▽

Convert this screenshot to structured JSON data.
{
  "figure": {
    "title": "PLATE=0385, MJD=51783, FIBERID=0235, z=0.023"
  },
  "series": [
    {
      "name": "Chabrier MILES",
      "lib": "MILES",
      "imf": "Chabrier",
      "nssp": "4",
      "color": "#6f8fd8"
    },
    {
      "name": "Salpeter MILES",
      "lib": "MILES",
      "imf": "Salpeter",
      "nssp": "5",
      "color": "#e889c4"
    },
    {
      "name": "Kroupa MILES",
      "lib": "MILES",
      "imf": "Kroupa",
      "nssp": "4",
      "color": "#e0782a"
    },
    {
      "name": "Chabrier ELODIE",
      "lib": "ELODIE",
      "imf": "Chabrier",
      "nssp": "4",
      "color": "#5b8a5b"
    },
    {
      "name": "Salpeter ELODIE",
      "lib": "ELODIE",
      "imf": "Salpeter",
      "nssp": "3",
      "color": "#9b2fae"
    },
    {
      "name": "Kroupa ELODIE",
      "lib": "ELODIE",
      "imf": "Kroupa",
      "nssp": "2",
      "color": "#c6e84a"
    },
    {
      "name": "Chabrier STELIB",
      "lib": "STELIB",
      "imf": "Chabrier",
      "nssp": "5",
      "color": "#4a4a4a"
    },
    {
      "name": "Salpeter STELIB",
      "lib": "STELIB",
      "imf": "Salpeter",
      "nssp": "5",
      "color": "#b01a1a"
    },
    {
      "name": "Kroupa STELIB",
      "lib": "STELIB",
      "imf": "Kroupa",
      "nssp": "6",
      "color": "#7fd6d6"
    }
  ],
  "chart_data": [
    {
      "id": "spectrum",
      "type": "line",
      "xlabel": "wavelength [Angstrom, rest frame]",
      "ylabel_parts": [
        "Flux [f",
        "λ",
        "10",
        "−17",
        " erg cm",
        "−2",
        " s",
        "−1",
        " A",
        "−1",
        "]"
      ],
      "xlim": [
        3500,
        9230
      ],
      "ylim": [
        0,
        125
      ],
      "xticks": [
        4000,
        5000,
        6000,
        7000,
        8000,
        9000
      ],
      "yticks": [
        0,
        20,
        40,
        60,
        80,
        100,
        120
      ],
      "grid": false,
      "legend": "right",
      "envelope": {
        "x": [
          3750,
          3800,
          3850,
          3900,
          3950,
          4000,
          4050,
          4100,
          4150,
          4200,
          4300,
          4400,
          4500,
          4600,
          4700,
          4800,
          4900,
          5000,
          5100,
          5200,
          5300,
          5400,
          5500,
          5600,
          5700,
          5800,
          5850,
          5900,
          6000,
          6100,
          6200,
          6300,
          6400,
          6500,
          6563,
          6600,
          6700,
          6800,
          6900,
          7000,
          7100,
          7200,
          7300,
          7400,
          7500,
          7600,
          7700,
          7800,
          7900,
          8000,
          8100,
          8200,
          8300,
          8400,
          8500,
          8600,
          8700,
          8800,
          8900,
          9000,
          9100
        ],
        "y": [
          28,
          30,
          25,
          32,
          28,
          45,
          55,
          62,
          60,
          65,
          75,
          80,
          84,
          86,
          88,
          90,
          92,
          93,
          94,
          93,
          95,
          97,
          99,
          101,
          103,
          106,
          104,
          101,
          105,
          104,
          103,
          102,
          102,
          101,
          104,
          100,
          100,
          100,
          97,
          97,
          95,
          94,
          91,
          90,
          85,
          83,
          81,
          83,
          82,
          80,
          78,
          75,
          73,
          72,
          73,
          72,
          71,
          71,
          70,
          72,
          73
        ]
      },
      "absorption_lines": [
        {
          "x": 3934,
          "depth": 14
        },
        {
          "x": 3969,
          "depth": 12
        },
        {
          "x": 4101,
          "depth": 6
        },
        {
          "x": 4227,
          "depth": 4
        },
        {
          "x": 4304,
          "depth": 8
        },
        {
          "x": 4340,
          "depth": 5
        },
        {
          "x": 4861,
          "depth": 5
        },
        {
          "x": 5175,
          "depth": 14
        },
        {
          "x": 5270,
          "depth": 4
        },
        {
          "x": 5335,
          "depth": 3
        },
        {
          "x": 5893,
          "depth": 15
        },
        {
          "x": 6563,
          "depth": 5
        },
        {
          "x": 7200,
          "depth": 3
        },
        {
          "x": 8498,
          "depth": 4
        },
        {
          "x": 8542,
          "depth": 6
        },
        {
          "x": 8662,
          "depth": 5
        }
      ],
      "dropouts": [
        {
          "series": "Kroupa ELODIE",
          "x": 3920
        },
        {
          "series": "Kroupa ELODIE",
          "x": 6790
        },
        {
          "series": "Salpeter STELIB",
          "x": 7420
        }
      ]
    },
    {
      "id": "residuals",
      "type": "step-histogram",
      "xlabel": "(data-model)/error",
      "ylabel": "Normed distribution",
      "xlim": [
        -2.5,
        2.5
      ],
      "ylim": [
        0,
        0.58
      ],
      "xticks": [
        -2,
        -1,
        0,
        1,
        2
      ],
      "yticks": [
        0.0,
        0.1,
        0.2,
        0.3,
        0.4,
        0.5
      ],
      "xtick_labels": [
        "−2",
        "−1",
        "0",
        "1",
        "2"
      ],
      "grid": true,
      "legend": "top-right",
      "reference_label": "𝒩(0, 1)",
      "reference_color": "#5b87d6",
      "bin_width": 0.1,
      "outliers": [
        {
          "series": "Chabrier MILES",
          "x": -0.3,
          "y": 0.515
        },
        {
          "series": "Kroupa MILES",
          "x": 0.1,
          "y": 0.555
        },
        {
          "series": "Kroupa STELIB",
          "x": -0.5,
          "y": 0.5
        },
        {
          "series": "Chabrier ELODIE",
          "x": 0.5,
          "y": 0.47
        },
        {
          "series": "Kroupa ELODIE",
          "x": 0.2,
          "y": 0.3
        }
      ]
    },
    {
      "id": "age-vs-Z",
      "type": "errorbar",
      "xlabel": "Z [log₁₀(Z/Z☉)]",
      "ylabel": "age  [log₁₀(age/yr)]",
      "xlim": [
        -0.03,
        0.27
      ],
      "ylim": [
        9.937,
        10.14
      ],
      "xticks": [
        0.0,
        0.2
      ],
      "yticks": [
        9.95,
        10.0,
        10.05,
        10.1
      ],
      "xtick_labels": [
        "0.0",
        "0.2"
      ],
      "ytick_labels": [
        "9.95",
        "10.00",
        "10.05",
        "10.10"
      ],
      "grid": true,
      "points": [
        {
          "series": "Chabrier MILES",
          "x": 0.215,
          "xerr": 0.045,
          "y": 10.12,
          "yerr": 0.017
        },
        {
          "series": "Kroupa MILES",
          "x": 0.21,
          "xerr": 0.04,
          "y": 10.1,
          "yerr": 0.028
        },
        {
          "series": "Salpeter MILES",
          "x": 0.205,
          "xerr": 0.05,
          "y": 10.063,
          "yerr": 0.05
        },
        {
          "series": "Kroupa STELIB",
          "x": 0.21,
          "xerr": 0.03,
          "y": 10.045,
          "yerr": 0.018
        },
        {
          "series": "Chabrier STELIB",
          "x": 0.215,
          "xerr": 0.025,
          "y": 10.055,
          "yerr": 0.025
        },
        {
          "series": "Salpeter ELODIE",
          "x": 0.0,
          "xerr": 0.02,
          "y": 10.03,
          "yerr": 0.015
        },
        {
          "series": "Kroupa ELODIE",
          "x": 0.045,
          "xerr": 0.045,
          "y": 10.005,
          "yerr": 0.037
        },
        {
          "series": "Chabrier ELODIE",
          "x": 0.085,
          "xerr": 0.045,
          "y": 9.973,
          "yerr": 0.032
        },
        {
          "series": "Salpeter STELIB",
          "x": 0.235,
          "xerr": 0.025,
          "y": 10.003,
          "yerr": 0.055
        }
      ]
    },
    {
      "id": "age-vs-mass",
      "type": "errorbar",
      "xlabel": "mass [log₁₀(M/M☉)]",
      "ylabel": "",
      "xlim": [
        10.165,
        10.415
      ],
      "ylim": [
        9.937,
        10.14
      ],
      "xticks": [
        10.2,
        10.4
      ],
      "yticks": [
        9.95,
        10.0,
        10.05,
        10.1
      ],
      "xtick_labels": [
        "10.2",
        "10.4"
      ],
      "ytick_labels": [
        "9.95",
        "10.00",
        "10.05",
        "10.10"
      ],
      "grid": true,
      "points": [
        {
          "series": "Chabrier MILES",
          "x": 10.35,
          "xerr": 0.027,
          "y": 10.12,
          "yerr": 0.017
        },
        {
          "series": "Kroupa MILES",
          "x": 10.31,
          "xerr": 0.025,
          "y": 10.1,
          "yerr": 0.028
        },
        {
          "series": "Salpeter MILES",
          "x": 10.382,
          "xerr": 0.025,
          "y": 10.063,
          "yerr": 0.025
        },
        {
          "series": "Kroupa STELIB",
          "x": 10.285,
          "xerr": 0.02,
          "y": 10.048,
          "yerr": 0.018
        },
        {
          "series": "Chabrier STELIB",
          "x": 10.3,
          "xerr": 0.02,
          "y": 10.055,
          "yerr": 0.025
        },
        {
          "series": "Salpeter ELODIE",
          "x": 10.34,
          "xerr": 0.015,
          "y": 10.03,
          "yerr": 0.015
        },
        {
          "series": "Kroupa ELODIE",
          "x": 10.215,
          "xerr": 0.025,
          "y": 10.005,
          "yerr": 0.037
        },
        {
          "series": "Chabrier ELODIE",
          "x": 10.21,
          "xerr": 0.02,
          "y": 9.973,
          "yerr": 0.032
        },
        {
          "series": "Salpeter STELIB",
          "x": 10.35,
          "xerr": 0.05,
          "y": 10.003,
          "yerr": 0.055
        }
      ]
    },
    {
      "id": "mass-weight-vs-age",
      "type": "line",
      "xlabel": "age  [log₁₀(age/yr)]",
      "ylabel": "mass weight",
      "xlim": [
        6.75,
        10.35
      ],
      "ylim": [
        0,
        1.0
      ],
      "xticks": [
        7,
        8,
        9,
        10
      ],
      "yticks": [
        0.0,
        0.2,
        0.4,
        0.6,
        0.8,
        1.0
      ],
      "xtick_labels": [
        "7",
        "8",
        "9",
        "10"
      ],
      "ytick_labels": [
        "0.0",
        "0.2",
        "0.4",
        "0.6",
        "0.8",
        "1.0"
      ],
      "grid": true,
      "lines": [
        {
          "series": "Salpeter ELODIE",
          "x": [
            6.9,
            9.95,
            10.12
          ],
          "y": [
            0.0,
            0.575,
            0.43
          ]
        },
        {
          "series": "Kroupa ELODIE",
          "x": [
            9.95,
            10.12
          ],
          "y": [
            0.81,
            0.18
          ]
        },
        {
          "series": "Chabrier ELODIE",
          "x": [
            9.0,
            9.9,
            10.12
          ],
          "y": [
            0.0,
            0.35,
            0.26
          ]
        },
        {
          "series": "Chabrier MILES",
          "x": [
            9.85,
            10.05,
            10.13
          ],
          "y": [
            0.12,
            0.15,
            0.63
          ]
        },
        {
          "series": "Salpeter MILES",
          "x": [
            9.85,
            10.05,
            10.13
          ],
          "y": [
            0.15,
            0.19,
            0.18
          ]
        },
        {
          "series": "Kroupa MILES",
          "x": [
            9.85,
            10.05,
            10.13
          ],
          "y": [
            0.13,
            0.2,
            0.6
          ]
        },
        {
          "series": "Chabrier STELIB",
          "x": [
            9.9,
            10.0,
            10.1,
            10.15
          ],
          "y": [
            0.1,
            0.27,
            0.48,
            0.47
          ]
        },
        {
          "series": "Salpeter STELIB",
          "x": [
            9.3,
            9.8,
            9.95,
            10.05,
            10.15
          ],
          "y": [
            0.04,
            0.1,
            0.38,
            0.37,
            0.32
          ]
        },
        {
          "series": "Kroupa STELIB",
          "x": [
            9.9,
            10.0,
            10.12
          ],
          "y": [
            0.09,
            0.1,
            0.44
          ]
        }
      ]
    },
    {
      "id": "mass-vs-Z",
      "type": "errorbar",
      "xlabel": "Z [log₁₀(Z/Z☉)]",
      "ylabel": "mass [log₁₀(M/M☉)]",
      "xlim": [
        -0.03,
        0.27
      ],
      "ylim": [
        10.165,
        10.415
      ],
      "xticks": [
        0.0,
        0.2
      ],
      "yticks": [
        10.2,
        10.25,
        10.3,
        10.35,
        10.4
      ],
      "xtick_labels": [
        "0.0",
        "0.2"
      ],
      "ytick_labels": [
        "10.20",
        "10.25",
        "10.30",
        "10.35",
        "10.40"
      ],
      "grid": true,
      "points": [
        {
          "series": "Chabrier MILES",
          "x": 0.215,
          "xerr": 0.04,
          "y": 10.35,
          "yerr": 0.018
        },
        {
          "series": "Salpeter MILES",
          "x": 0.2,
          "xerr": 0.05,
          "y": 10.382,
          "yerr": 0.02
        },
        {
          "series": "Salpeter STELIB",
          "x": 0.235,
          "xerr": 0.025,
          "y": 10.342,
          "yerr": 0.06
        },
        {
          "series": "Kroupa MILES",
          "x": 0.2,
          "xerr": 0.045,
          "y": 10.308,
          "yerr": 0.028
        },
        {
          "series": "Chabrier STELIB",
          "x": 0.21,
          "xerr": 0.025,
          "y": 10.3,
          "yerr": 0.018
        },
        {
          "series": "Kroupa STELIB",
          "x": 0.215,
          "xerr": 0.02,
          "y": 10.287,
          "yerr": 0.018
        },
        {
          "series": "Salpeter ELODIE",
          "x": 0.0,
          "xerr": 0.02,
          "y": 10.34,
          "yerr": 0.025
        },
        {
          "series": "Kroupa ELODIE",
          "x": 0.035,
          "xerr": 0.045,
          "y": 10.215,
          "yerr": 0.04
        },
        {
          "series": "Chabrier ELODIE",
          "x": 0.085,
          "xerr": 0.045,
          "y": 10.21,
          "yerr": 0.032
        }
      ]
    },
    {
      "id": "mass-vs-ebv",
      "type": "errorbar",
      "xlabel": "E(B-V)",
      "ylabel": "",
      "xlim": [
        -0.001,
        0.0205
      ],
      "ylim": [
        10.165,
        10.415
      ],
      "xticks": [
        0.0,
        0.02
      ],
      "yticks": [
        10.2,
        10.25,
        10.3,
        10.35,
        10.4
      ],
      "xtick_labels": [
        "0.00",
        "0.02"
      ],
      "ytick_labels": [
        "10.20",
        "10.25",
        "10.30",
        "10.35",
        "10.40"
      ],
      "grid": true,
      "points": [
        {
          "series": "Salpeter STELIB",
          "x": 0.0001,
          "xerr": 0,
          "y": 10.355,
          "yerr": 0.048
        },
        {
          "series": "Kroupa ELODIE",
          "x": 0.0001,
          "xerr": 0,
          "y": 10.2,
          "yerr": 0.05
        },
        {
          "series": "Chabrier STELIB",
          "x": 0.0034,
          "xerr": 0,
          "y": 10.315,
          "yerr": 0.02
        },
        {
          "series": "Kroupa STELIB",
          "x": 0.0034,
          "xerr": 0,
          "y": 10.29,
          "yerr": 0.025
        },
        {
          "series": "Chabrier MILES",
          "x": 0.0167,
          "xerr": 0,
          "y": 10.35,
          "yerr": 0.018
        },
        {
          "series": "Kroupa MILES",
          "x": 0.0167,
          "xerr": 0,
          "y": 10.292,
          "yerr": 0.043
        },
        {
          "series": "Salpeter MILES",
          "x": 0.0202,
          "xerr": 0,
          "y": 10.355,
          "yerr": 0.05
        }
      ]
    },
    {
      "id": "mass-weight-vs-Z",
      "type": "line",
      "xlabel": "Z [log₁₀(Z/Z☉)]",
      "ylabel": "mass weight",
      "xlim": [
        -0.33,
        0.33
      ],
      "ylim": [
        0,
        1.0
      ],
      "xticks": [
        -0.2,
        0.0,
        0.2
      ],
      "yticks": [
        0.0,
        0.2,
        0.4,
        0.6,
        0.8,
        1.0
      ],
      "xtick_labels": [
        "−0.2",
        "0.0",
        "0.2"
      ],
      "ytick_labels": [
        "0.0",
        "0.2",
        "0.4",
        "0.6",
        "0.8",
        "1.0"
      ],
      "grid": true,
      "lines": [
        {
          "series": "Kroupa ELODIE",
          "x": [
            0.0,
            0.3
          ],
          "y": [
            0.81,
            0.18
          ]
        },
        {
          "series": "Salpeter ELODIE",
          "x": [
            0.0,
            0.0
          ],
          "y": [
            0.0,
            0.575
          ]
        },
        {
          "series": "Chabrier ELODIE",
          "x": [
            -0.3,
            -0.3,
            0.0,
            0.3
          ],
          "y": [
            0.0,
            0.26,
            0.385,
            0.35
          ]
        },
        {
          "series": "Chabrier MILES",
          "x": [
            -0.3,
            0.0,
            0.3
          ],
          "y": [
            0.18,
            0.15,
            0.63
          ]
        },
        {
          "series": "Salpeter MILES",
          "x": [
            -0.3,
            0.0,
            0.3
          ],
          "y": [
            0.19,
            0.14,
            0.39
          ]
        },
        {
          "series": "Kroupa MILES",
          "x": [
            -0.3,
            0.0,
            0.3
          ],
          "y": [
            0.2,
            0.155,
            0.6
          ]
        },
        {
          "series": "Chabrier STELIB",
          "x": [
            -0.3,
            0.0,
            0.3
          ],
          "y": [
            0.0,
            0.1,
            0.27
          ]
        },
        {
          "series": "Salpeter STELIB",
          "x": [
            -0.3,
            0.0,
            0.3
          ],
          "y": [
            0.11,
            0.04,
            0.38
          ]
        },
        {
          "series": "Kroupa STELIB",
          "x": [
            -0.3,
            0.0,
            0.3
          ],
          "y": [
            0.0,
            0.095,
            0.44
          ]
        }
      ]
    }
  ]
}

△

» **INSTRUCTION**:
Identify the lines above with the word "weight". Copy them.

» **SOLUTION TO THIS TASK**:
      "id": "mass-weight-vs-age",
      "ylabel": "mass weight",
      "id": "mass-weight-vs-Z",
      "ylabel": "mass weight",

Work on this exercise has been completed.